**TASK BRIEF:** Please print all of the material below, word for word.

**THE INPUT:**
* Start *

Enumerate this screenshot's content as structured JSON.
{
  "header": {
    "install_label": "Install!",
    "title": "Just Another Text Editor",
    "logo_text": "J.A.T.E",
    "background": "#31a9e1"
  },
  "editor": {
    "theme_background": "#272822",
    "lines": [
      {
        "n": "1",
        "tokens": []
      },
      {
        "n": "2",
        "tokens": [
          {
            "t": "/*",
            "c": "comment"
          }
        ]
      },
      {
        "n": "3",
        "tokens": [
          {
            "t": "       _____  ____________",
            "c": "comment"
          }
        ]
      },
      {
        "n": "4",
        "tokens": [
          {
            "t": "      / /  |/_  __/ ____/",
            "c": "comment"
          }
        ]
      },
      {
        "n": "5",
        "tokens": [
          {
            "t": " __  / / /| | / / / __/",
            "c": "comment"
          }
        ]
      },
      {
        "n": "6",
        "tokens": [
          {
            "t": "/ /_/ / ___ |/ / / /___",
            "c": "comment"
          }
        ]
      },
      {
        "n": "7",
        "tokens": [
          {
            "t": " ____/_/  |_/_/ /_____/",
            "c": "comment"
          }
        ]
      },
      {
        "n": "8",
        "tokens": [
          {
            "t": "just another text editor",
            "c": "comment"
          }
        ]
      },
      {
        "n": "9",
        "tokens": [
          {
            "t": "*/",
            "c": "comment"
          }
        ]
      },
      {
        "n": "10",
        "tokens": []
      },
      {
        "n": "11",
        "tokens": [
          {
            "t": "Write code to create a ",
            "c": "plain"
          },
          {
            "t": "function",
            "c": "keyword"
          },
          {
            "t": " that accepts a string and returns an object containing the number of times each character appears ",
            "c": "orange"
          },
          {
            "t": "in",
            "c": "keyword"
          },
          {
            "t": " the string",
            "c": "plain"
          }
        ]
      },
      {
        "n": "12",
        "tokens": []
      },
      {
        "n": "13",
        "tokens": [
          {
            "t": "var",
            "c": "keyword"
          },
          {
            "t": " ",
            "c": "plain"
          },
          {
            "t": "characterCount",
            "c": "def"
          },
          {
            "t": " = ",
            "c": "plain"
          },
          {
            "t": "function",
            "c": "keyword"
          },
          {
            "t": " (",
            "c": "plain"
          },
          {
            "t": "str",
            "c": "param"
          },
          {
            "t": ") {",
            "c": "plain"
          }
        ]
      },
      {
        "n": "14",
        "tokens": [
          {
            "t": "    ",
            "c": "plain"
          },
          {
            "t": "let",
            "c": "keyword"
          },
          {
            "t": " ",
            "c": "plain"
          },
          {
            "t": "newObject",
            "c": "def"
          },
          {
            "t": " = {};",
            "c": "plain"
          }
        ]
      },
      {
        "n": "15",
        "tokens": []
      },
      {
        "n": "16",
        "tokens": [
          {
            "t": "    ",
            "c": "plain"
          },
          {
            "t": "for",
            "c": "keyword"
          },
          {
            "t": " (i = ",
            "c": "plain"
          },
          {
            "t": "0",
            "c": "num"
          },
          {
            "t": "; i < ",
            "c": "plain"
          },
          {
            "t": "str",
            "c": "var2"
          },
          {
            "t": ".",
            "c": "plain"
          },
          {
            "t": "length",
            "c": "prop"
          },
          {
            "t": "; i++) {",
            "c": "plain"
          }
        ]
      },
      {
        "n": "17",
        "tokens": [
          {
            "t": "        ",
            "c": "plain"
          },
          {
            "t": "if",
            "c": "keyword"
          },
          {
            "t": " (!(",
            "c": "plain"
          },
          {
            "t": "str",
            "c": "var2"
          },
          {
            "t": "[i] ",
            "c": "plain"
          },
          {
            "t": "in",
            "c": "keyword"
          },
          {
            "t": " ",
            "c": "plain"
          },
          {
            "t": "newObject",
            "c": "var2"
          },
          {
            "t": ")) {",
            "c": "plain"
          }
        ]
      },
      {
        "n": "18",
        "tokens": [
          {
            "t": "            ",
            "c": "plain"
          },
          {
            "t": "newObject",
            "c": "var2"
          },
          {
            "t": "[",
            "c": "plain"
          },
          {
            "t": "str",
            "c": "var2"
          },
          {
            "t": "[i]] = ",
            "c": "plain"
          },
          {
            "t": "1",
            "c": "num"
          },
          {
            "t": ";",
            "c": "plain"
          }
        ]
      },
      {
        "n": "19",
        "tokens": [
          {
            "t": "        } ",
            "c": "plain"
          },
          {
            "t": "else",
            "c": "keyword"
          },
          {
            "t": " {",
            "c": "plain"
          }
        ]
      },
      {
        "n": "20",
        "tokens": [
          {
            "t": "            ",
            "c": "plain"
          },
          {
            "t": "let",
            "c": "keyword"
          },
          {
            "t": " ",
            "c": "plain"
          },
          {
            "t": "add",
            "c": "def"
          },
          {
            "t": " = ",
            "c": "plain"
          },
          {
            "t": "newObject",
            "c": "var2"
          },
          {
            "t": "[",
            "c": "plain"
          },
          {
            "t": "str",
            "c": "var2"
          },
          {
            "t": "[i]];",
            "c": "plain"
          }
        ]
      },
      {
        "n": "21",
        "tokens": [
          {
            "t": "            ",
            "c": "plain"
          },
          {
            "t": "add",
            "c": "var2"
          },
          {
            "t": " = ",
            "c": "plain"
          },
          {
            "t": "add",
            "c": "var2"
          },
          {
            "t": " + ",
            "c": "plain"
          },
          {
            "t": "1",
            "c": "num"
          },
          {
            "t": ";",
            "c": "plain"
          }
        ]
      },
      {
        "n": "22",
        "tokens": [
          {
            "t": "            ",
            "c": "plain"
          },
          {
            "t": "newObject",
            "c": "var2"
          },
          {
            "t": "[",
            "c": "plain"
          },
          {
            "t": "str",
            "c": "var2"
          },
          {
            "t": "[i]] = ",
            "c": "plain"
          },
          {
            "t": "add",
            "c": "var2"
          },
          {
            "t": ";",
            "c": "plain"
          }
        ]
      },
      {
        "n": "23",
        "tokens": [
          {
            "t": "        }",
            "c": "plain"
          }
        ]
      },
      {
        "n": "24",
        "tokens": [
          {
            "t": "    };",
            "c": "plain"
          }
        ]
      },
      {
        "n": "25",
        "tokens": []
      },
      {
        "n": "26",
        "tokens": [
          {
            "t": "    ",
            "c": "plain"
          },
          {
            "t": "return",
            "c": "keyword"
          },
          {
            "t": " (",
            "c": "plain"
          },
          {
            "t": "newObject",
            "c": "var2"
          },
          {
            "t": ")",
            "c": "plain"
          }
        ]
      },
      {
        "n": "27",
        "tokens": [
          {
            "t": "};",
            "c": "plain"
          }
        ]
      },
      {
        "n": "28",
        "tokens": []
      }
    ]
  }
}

* End *

**FINISHED ANSWER:**
Enumerate this screenshot's content as structured JSON.
{
  "header": {
    "install_label": "Install!",
    "title": "Just Another Text Editor",
    "logo_text": "J.A.T.E",
    "background": "#31a9e1"
  },
  "editor": {
    "theme_background": "#272822",
    "lines": [
      {
        "n": "1",
        "tokens": []
      },
      {
        "n": "2",
        "tokens": [
          {
            "t": "/*",
            "c": "comment"
          }
        ]
      },
      {
        "n": "3",
        "tokens": [
          {
            "t": "       _____  ____________",
            "c": "comment"
          }
        ]
      },
      {
        "n": "4",
        "tokens": [
          {
            "t": "      / /  |/_  __/ ____/",
            "c": "comment"
          }
        ]
      },
      {
        "n": "5",
        "tokens": [
          {
            "t": " __  / / /| | / / / __/",
            "c": "comment"
          }
        ]
      },
      {
        "n": "6",
        "tokens": [
          {
            "t": "/ /_/ / ___ |/ / / /___",
            "c": "comment"
          }
        ]
      },
      {
        "n": "7",
        "tokens": [
          {
            "t": " ____/_/  |_/_/ /_____/",
            "c": "comment"
          }
        ]
      },
      {
        "n": "8",
        "tokens": [
          {
            "t": "just another text editor",
            "c": "comment"
          }
        ]
      },
      {
        "n": "9",
        "tokens": [
          {
            "t": "*/",
            "c": "comment"
          }
        ]
      },
      {
        "n": "10",
        "tokens": []
      },
      {
        "n": "11",
        "tokens": [
          {
            "t": "Write code to create a ",
            "c": "plain"
          },
          {
            "t": "function",
            "c": "keyword"
          },
          {
            "t": " that accepts a string and returns an object containing the number of times each character appears ",
            "c": "orange"
          },
          {
            "t": "in",
            "c": "keyword"
          },
          {
            "t": " the string",
            "c": "plain"
          }
        ]
      },
      {
        "n": "12",
        "tokens": []
      },
      {
        "n": "13",
        "tokens": [
          {
            "t": "var",
            "c": "keyword"
          },
          {
            "t": " ",
            "c": "plain"
          },
          {
            "t": "characterCount",
            "c": "def"
          },
          {
            "t": " = ",
            "c": "plain"
          },
          {
            "t": "function",
            "c": "keyword"
          },
          {
            "t": " (",
            "c": "plain"
          },
          {
            "t": "str",
            "c": "param"
          },
          {
            "t": ") {",
            "c": "plain"
          }
        ]
      },
      {
        "n": "14",
        "tokens": [
          {
            "t": "    ",
            "c": "plain"
          },
          {
            "t": "let",
            "c": "keyword"
          },
          {
            "t": " ",
            "c": "plain"
          },
          {
            "t": "newObject",
            "c": "def"
          },
          {
            "t": " = {};",
            "c": "plain"
          }
        ]
      },
      {
        "n": "15",
        "tokens": []
      },
      {
        "n": "16",
        "tokens": [
          {
            "t": "    ",
            "c": "plain"
          },
          {
            "t": "for",
            "c": "keyword"
          },
          {
            "t": " (i = ",
            "c": "plain"
          },
          {
            "t": "0",
            "c": "num"
          },
          {
            "t": "; i < ",
            "c": "plain"
          },
          {
            "t": "str",
            "c": "var2"
          },
          {
            "t": ".",
            "c": "plain"
          },
          {
            "t": "length",
            "c": "prop"
          },
          {
            "t": "; i++) {",
            "c": "plain"
          }
        ]
      },
      {
        "n": "17",
        "tokens": [
          {
            "t": "        ",
            "c": "plain"
          },
          {
            "t": "if",
            "c": "keyword"
          },
          {
            "t": " (!(",
            "c": "plain"
          },
          {
            "t": "str",
            "c": "var2"
          },
          {
            "t": "[i] ",
            "c": "plain"
          },
          {
            "t": "in",
            "c": "keyword"
          },
          {
            "t": " ",
            "c": "plain"
          },
          {
            "t": "newObject",
            "c": "var2"
          },
          {
            "t": ")) {",
            "c": "plain"
          }
        ]
      },
      {
        "n": "18",
        "tokens": [
          {
            "t": "            ",
            "c": "plain"
          },
          {
            "t": "newObject",
            "c": "var2"
          },
          {
            "t": "[",
            "c": "plain"
          },
          {
            "t": "str",
            "c": "var2"
          },
          {
            "t": "[i]] = ",
            "c": "plain"
          },
          {
            "t": "1",
            "c": "num"
          },
          {
            "t": ";",
            "c": "plain"
          }
        ]
      },
      {
        "n": "19",
        "tokens": [
          {
            "t": "        } ",
            "c": "plain"
          },
          {
            "t": "else",
            "c": "keyword"
          },
          {
            "t": " {",
            "c": "plain"
          }
        ]
      },
      {
        "n": "20",
        "tokens": [
          {
            "t": "            ",
            "c": "plain"
          },
          {
            "t": "let",
            "c": "keyword"
          },
          {
            "t": " ",
            "c": "plain"
          },
          {
            "t": "add",
            "c": "def"
          },
          {
            "t": " = ",
            "c": "plain"
          },
          {
            "t": "newObject",
            "c": "var2"
          },
          {
            "t": "[",
            "c": "plain"
          },
          {
            "t": "str",
            "c": "var2"
          },
          {
            "t": "[i]];",
            "c": "plain"
          }
        ]
      },
      {
        "n": "21",
        "tokens": [
          {
            "t": "            ",
            "c": "plain"
          },
          {
            "t": "add",
            "c": "var2"
          },
          {
            "t": " = ",
            "c": "plain"
          },
          {
            "t": "add",
            "c": "var2"
          },
          {
            "t": " + ",
            "c": "plain"
          },
          {
            "t": "1",
            "c": "num"
          },
          {
            "t": ";",
            "c": "plain"
          }
        ]
      },
      {
        "n": "22",
        "tokens": [
          {
            "t": "            ",
            "c": "plain"
          },
          {
            "t": "newObject",
            "c": "var2"
          },
          {
            "t": "[",
            "c": "plain"
          },
          {
            "t": "str",
            "c": "var2"
          },
          {
            "t": "[i]] = ",
            "c": "plain"
          },
          {
            "t": "add",
            "c": "var2"
          },
          {
            "t": ";",
            "c": "plain"
          }
        ]
      },
      {
        "n": "23",
        "tokens": [
          {
            "t": "        }",
            "c": "plain"
          }
        ]
      },
      {
        "n": "24",
        "tokens": [
          {
            "t": "    };",
            "c": "plain"
          }
        ]
      },
      {
        "n": "25",
        "tokens": []
      },
      {
        "n": "26",
        "tokens": [
          {
            "t": "    ",
            "c": "plain"
          },
          {
            "t": "return",
            "c": "keyword"
          },
          {
            "t": " (",
            "c": "plain"
          },
          {
            "t": "newObject",
            "c": "var2"
          },
          {
            "t": ")",
            "c": "plain"
          }
        ]
      },
      {
        "n": "27",
        "tokens": [
          {
            "t": "};",
            "c": "plain"
          }
        ]
      },
      {
        "n": "28",
        "tokens": []
      }
    ]
  }
}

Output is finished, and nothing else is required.